-- Begin The data --

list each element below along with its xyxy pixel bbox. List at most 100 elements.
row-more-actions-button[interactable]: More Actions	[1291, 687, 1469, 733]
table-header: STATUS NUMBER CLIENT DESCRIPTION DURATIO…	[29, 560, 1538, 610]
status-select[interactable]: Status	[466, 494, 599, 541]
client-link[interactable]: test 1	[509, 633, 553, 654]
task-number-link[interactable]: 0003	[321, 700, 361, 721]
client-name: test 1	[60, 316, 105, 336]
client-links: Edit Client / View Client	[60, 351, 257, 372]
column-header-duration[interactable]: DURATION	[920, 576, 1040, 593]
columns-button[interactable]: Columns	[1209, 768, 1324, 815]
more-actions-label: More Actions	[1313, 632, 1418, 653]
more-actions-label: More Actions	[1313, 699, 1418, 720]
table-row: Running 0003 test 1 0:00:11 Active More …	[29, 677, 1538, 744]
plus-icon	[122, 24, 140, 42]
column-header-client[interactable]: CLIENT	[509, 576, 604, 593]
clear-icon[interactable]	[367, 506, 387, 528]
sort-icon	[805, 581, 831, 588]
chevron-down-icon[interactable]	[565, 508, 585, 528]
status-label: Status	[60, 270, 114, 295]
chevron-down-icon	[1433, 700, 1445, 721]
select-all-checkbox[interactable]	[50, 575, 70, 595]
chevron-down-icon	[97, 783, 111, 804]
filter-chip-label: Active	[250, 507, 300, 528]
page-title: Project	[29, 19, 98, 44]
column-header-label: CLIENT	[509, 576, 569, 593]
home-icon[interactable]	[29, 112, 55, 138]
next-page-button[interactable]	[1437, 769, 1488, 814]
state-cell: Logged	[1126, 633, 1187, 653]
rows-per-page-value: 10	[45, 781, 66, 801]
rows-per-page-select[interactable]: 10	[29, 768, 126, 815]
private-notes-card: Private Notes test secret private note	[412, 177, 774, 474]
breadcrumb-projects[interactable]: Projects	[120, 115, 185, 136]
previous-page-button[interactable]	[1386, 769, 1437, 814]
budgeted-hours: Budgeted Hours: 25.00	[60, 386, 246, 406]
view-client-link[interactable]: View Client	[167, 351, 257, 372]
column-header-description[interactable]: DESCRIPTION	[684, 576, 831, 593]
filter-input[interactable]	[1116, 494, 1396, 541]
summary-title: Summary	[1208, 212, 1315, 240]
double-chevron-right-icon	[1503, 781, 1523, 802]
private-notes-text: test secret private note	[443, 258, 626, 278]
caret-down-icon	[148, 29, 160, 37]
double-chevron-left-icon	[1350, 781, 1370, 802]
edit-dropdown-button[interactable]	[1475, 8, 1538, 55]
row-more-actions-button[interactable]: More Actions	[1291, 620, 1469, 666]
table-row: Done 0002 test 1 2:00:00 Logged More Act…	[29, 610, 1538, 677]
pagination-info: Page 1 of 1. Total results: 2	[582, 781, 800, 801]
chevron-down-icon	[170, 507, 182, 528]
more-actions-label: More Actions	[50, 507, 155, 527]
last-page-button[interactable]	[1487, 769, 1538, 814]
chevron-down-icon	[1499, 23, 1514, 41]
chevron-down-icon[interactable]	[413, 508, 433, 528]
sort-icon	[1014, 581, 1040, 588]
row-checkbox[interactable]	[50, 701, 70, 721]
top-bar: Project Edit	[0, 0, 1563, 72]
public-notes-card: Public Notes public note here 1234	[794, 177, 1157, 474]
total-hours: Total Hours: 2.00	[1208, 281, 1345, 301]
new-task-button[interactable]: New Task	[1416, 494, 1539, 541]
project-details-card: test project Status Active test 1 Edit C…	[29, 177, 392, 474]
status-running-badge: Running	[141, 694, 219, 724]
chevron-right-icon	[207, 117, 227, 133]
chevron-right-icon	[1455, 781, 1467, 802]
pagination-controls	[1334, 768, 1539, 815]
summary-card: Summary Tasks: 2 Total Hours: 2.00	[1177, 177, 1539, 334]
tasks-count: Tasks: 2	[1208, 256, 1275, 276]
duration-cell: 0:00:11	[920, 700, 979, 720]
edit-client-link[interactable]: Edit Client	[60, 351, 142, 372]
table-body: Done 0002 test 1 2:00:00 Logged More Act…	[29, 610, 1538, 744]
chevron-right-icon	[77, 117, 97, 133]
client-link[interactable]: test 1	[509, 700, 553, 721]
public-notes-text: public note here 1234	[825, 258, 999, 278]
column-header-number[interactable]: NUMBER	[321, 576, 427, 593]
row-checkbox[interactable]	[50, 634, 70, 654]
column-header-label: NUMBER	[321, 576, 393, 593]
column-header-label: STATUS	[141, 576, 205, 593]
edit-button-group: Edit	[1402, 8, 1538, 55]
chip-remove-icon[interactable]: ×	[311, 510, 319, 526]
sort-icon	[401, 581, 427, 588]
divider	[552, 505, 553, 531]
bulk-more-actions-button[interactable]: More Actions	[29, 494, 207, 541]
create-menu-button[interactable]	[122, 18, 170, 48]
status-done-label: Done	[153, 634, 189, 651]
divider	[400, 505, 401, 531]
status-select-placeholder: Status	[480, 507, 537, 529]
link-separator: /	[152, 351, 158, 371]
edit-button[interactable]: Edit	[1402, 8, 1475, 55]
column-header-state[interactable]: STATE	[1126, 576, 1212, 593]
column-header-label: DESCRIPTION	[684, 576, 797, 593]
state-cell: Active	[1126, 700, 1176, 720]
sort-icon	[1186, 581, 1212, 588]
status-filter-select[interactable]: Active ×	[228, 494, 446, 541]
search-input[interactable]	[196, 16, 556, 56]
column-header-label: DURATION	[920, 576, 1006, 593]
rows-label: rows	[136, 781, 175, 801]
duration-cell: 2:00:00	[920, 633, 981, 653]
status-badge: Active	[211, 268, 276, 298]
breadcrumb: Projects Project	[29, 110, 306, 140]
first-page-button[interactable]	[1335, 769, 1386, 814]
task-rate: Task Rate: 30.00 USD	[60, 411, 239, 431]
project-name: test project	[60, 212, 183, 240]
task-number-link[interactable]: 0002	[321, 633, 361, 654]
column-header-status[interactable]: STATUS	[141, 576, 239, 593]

-- End The data --

→ Short exercise
Output each of the lines in the data above exactly as they stand.

→ Exercise output
list each element below along with its xyxy pixel bbox. List at most 100 elements.
row-more-actions-button[interactable]: More Actions	[1291, 687, 1469, 733]
table-header: STATUS NUMBER CLIENT DESCRIPTION DURATIO…	[29, 560, 1538, 610]
status-select[interactable]: Status	[466, 494, 599, 541]
client-link[interactable]: test 1	[509, 633, 553, 654]
task-number-link[interactable]: 0003	[321, 700, 361, 721]
client-name: test 1	[60, 316, 105, 336]
client-links: Edit Client / View Client	[60, 351, 257, 372]
column-header-duration[interactable]: DURATION	[920, 576, 1040, 593]
columns-button[interactable]: Columns	[1209, 768, 1324, 815]
more-actions-label: More Actions	[1313, 632, 1418, 653]
more-actions-label: More Actions	[1313, 699, 1418, 720]
table-row: Running 0003 test 1 0:00:11 Active More …	[29, 677, 1538, 744]
plus-icon	[122, 24, 140, 42]
column-header-client[interactable]: CLIENT	[509, 576, 604, 593]
clear-icon[interactable]	[367, 506, 387, 528]
sort-icon	[805, 581, 831, 588]
chevron-down-icon[interactable]	[565, 508, 585, 528]
status-label: Status	[60, 270, 114, 295]
chevron-down-icon	[1433, 700, 1445, 721]
select-all-checkbox[interactable]	[50, 575, 70, 595]
chevron-down-icon	[97, 783, 111, 804]
filter-chip-label: Active	[250, 507, 300, 528]
page-title: Project	[29, 19, 98, 44]
column-header-label: CLIENT	[509, 576, 569, 593]
home-icon[interactable]	[29, 112, 55, 138]
next-page-button[interactable]	[1437, 769, 1488, 814]
state-cell: Logged	[1126, 633, 1187, 653]
rows-per-page-value: 10	[45, 781, 66, 801]
rows-per-page-select[interactable]: 10	[29, 768, 126, 815]
private-notes-card: Private Notes test secret private note	[412, 177, 774, 474]
breadcrumb-projects[interactable]: Projects	[120, 115, 185, 136]
previous-page-button[interactable]	[1386, 769, 1437, 814]
budgeted-hours: Budgeted Hours: 25.00	[60, 386, 246, 406]
view-client-link[interactable]: View Client	[167, 351, 257, 372]
column-header-description[interactable]: DESCRIPTION	[684, 576, 831, 593]
filter-input[interactable]	[1116, 494, 1396, 541]
summary-title: Summary	[1208, 212, 1315, 240]
double-chevron-right-icon	[1503, 781, 1523, 802]
private-notes-text: test secret private note	[443, 258, 626, 278]
caret-down-icon	[148, 29, 160, 37]
double-chevron-left-icon	[1350, 781, 1370, 802]
edit-dropdown-button[interactable]	[1475, 8, 1538, 55]
row-more-actions-button[interactable]: More Actions	[1291, 620, 1469, 666]
table-row: Done 0002 test 1 2:00:00 Logged More Act…	[29, 610, 1538, 677]
pagination-info: Page 1 of 1. Total results: 2	[582, 781, 800, 801]
chevron-down-icon	[170, 507, 182, 528]
more-actions-label: More Actions	[50, 507, 155, 527]
last-page-button[interactable]	[1487, 769, 1538, 814]
chevron-down-icon	[1499, 23, 1514, 41]
chevron-down-icon[interactable]	[413, 508, 433, 528]
sort-icon	[1014, 581, 1040, 588]
row-checkbox[interactable]	[50, 701, 70, 721]
top-bar: Project Edit	[0, 0, 1563, 72]
public-notes-card: Public Notes public note here 1234	[794, 177, 1157, 474]
total-hours: Total Hours: 2.00	[1208, 281, 1345, 301]
new-task-button[interactable]: New Task	[1416, 494, 1539, 541]
project-details-card: test project Status Active test 1 Edit C…	[29, 177, 392, 474]
status-running-badge: Running	[141, 694, 219, 724]
chevron-right-icon	[207, 117, 227, 133]
chevron-right-icon	[1455, 781, 1467, 802]
pagination-controls	[1334, 768, 1539, 815]
summary-card: Summary Tasks: 2 Total Hours: 2.00	[1177, 177, 1539, 334]
tasks-count: Tasks: 2	[1208, 256, 1275, 276]
duration-cell: 0:00:11	[920, 700, 979, 720]
edit-client-link[interactable]: Edit Client	[60, 351, 142, 372]
table-body: Done 0002 test 1 2:00:00 Logged More Act…	[29, 610, 1538, 744]
chevron-right-icon	[77, 117, 97, 133]
client-link[interactable]: test 1	[509, 700, 553, 721]
public-notes-text: public note here 1234	[825, 258, 999, 278]
column-header-number[interactable]: NUMBER	[321, 576, 427, 593]
row-checkbox[interactable]	[50, 634, 70, 654]
column-header-label: NUMBER	[321, 576, 393, 593]
column-header-label: STATUS	[141, 576, 205, 593]
edit-button-group: Edit	[1402, 8, 1538, 55]
chip-remove-icon[interactable]: ×	[311, 510, 319, 526]
sort-icon	[401, 581, 427, 588]
divider	[552, 505, 553, 531]
bulk-more-actions-button[interactable]: More Actions	[29, 494, 207, 541]
create-menu-button[interactable]	[122, 18, 170, 48]
status-done-label: Done	[153, 634, 189, 651]
divider	[400, 505, 401, 531]
status-select-placeholder: Status	[480, 507, 537, 529]
link-separator: /	[152, 351, 158, 371]
edit-button[interactable]: Edit	[1402, 8, 1475, 55]
column-header-state[interactable]: STATE	[1126, 576, 1212, 593]
column-header-label: DESCRIPTION	[684, 576, 797, 593]
state-cell: Active	[1126, 700, 1176, 720]
sort-icon	[1186, 581, 1212, 588]
status-filter-select[interactable]: Active ×	[228, 494, 446, 541]
search-input[interactable]	[196, 16, 556, 56]
column-header-label: DURATION	[920, 576, 1006, 593]
rows-label: rows	[136, 781, 175, 801]
duration-cell: 2:00:00	[920, 633, 981, 653]
status-badge: Active	[211, 268, 276, 298]
breadcrumb: Projects Project	[29, 110, 306, 140]
first-page-button[interactable]	[1335, 769, 1386, 814]
task-rate: Task Rate: 30.00 USD	[60, 411, 239, 431]
project-name: test project	[60, 212, 183, 240]
task-number-link[interactable]: 0002	[321, 633, 361, 654]
column-header-status[interactable]: STATUS	[141, 576, 239, 593]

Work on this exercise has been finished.